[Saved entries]
---
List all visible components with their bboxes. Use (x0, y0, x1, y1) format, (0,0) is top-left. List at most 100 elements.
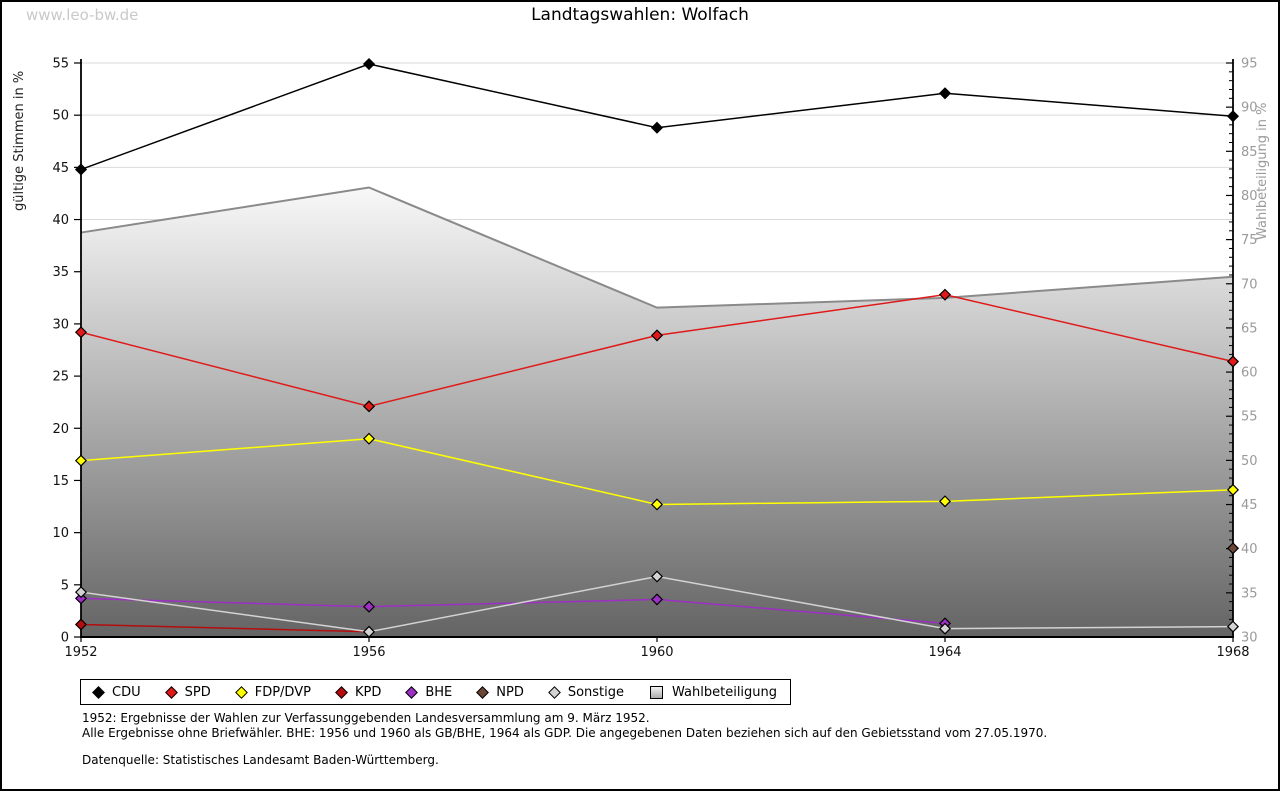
right-tick-label: 95 (1241, 57, 1258, 72)
diamond-marker-icon (547, 685, 561, 699)
legend-item-spd: SPD (164, 684, 211, 700)
data-point-cdu (74, 163, 88, 176)
data-point-bhe (362, 600, 376, 613)
data-point-spd (650, 329, 664, 342)
right-tick-label: 50 (1241, 454, 1258, 469)
legend-item-cdu: CDU (92, 684, 141, 700)
series-line (80, 623, 370, 633)
square-marker-icon (650, 685, 664, 699)
diamond-marker-icon (335, 685, 348, 699)
wahlbeteiligung-area (81, 187, 1233, 637)
data-point-cdu (938, 87, 952, 100)
diamond-marker-icon (92, 685, 105, 699)
x-tick-label: 1956 (352, 645, 385, 660)
data-point-fdp-dvp (1226, 483, 1240, 496)
diamond-marker-icon (476, 685, 490, 699)
right-tick-label: 80 (1241, 189, 1258, 204)
legend-item-wahlbeteiligung: Wahlbeteiligung (650, 685, 777, 700)
legend-label: BHE (425, 684, 453, 700)
data-point-spd (362, 400, 376, 413)
legend-label: CDU (112, 684, 141, 700)
legend-item-kpd: KPD (335, 684, 382, 700)
data-point-cdu (362, 57, 376, 71)
right-tick-label: 35 (1241, 586, 1258, 601)
legend-label: NPD (496, 684, 524, 700)
data-point-sonstige (362, 625, 376, 638)
data-point-spd (1226, 355, 1240, 368)
wahlbeteiligung-line (80, 186, 1234, 309)
diamond-marker-icon (405, 685, 419, 699)
series-npd (1226, 542, 1240, 555)
left-tick-label: 35 (52, 265, 69, 280)
right-tick-label: 45 (1241, 498, 1258, 513)
right-tick-label: 70 (1241, 277, 1258, 292)
x-tick-label: 1952 (64, 645, 97, 660)
left-tick-label: 30 (52, 317, 69, 332)
series-sonstige (74, 570, 1240, 638)
footnote-line-1: 1952: Ergebnisse der Wahlen zur Verfassu… (82, 711, 650, 725)
right-tick-label: 40 (1241, 542, 1258, 557)
legend-label: Wahlbeteiligung (672, 684, 778, 700)
legend-label: SPD (184, 684, 211, 700)
series-spd (74, 288, 1240, 413)
footnote-source: Datenquelle: Statistisches Landesamt Bad… (82, 753, 439, 767)
data-point-cdu (1226, 110, 1240, 123)
x-tick-label: 1960 (640, 645, 673, 660)
series-fdp-dvp (74, 432, 1240, 511)
data-point-bhe (650, 593, 664, 606)
diamond-marker-icon (234, 685, 248, 699)
left-tick-label: 45 (52, 161, 69, 176)
data-point-spd (938, 288, 952, 301)
series-line (80, 63, 1234, 171)
right-tick-label: 55 (1241, 410, 1258, 425)
data-point-sonstige (1226, 620, 1240, 633)
footnote-line-2: Alle Ergebnisse ohne Briefwähler. BHE: 1… (82, 725, 1048, 740)
left-tick-label: 50 (52, 109, 69, 124)
data-point-spd (74, 326, 88, 339)
data-point-sonstige (938, 622, 952, 635)
right-tick-label: 65 (1241, 321, 1258, 336)
left-tick-label: 25 (52, 370, 69, 385)
left-tick-label: 15 (52, 474, 69, 489)
x-tick-label: 1968 (1216, 645, 1249, 660)
right-tick-label: 75 (1241, 233, 1258, 248)
watermark: www.leo-bw.de (26, 6, 139, 24)
data-point-npd (1226, 542, 1240, 555)
legend-item-fdp-dvp: FDP/DVP (234, 684, 311, 700)
data-point-sonstige (74, 586, 88, 599)
data-point-fdp-dvp (74, 454, 88, 467)
legend-label: FDP/DVP (254, 684, 311, 700)
series-cdu (74, 57, 1240, 176)
right-tick-label: 90 (1241, 101, 1258, 116)
data-point-cdu (650, 121, 664, 134)
legend: CDU SPD FDP/DVP KPD BHE NPD Sonstige Wahlbeteil… (80, 679, 792, 705)
left-tick-label: 5 (61, 578, 69, 593)
legend-label: KPD (354, 684, 382, 700)
data-point-kpd (74, 618, 88, 631)
left-tick-label: 55 (52, 57, 69, 72)
left-tick-label: 40 (52, 213, 69, 228)
data-point-fdp-dvp (650, 498, 664, 511)
data-point-sonstige (650, 570, 664, 583)
left-tick-label: 0 (61, 631, 69, 646)
legend-item-sonstige: Sonstige (547, 684, 625, 700)
legend-item-bhe: BHE (405, 684, 453, 700)
data-point-bhe (74, 592, 88, 605)
legend-item-npd: NPD (476, 684, 524, 700)
right-tick-label: 60 (1241, 366, 1258, 381)
chart-title: Landtagswahlen: Wolfach (531, 5, 749, 25)
footnotes: 1952: Ergebnisse der Wahlen zur Verfassu… (82, 711, 1047, 768)
legend-label: Sonstige (567, 684, 625, 700)
series-line (80, 597, 946, 625)
axes: 0 5 10 15 20 25 30 35 40 45 50 55 30 35 40 45 50 55 60 65 70… (52, 57, 1257, 661)
left-tick-label: 10 (52, 526, 69, 541)
diamond-marker-icon (164, 685, 178, 699)
x-tick-label: 1964 (928, 645, 961, 660)
right-tick-label: 30 (1241, 631, 1258, 646)
left-tick-label: 20 (52, 422, 69, 437)
right-tick-label: 85 (1241, 145, 1258, 160)
data-point-fdp-dvp (938, 495, 952, 508)
data-point-fdp-dvp (362, 432, 376, 445)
---
**DESCRIPTION OF THE TASK**
Can you print all of the lines above word for word, leaving out the pictures?

**EXERCISE RESULT**
List all visible components with their bboxes. Use (x0, y0, x1, y1) format, (0,0) is top-left. List at most 100 elements.
right-tick-label: 95 (1241, 57, 1258, 72)
diamond-marker-icon (547, 685, 561, 699)
legend-item-spd: SPD (164, 684, 211, 700)
data-point-cdu (74, 163, 88, 176)
data-point-bhe (362, 600, 376, 613)
data-point-spd (650, 329, 664, 342)
right-tick-label: 50 (1241, 454, 1258, 469)
legend-item-cdu: CDU (92, 684, 141, 700)
series-line (80, 623, 370, 633)
square-marker-icon (650, 685, 664, 699)
diamond-marker-icon (335, 685, 348, 699)
wahlbeteiligung-area (81, 187, 1233, 637)
data-point-cdu (938, 87, 952, 100)
diamond-marker-icon (92, 685, 105, 699)
x-tick-label: 1956 (352, 645, 385, 660)
data-point-fdp-dvp (1226, 483, 1240, 496)
diamond-marker-icon (476, 685, 490, 699)
right-tick-label: 80 (1241, 189, 1258, 204)
legend-item-wahlbeteiligung: Wahlbeteiligung (650, 685, 777, 700)
legend-label: BHE (425, 684, 453, 700)
data-point-spd (362, 400, 376, 413)
legend-label: CDU (112, 684, 141, 700)
legend-item-kpd: KPD (335, 684, 382, 700)
data-point-cdu (362, 57, 376, 71)
right-tick-label: 35 (1241, 586, 1258, 601)
legend-label: NPD (496, 684, 524, 700)
data-point-sonstige (362, 625, 376, 638)
data-point-spd (1226, 355, 1240, 368)
wahlbeteiligung-line (80, 186, 1234, 309)
diamond-marker-icon (405, 685, 419, 699)
series-npd (1226, 542, 1240, 555)
left-tick-label: 35 (52, 265, 69, 280)
right-tick-label: 45 (1241, 498, 1258, 513)
right-tick-label: 70 (1241, 277, 1258, 292)
x-tick-label: 1952 (64, 645, 97, 660)
left-tick-label: 30 (52, 317, 69, 332)
series-sonstige (74, 570, 1240, 638)
footnote-line-1: 1952: Ergebnisse der Wahlen zur Verfassu… (82, 711, 650, 725)
right-tick-label: 40 (1241, 542, 1258, 557)
legend-label: Wahlbeteiligung (672, 684, 778, 700)
legend-label: SPD (184, 684, 211, 700)
series-spd (74, 288, 1240, 413)
footnote-source: Datenquelle: Statistisches Landesamt Bad… (82, 753, 439, 767)
data-point-cdu (1226, 110, 1240, 123)
x-tick-label: 1960 (640, 645, 673, 660)
series-fdp-dvp (74, 432, 1240, 511)
data-point-bhe (650, 593, 664, 606)
diamond-marker-icon (234, 685, 248, 699)
left-tick-label: 45 (52, 161, 69, 176)
data-point-spd (938, 288, 952, 301)
series-line (80, 63, 1234, 171)
right-tick-label: 55 (1241, 410, 1258, 425)
data-point-sonstige (1226, 620, 1240, 633)
footnote-line-2: Alle Ergebnisse ohne Briefwähler. BHE: 1… (82, 725, 1048, 740)
left-tick-label: 50 (52, 109, 69, 124)
data-point-spd (74, 326, 88, 339)
data-point-sonstige (938, 622, 952, 635)
right-tick-label: 65 (1241, 321, 1258, 336)
left-tick-label: 25 (52, 370, 69, 385)
left-tick-label: 15 (52, 474, 69, 489)
x-tick-label: 1968 (1216, 645, 1249, 660)
right-tick-label: 75 (1241, 233, 1258, 248)
watermark: www.leo-bw.de (26, 6, 139, 24)
data-point-npd (1226, 542, 1240, 555)
legend-item-fdp-dvp: FDP/DVP (234, 684, 311, 700)
data-point-sonstige (74, 586, 88, 599)
data-point-fdp-dvp (74, 454, 88, 467)
legend-label: FDP/DVP (254, 684, 311, 700)
series-cdu (74, 57, 1240, 176)
right-tick-label: 90 (1241, 101, 1258, 116)
data-point-cdu (650, 121, 664, 134)
legend: CDU SPD FDP/DVP KPD BHE NPD Sonstige Wahlbeteil… (80, 679, 792, 705)
left-tick-label: 5 (61, 578, 69, 593)
legend-label: KPD (354, 684, 382, 700)
data-point-kpd (74, 618, 88, 631)
left-tick-label: 55 (52, 57, 69, 72)
left-tick-label: 40 (52, 213, 69, 228)
data-point-fdp-dvp (650, 498, 664, 511)
data-point-sonstige (650, 570, 664, 583)
left-tick-label: 0 (61, 631, 69, 646)
legend-item-sonstige: Sonstige (547, 684, 625, 700)
legend-item-bhe: BHE (405, 684, 453, 700)
data-point-bhe (74, 592, 88, 605)
legend-item-npd: NPD (476, 684, 524, 700)
right-tick-label: 60 (1241, 366, 1258, 381)
chart-title: Landtagswahlen: Wolfach (531, 5, 749, 25)
footnotes: 1952: Ergebnisse der Wahlen zur Verfassu… (82, 711, 1047, 768)
legend-label: Sonstige (567, 684, 625, 700)
series-line (80, 597, 946, 625)
axes: 0 5 10 15 20 25 30 35 40 45 50 55 30 35 40 45 50 55 60 65 70… (52, 57, 1257, 661)
left-tick-label: 10 (52, 526, 69, 541)
diamond-marker-icon (164, 685, 178, 699)
x-tick-label: 1964 (928, 645, 961, 660)
right-tick-label: 30 (1241, 631, 1258, 646)
left-tick-label: 20 (52, 422, 69, 437)
right-tick-label: 85 (1241, 145, 1258, 160)
data-point-fdp-dvp (938, 495, 952, 508)
data-point-fdp-dvp (362, 432, 376, 445)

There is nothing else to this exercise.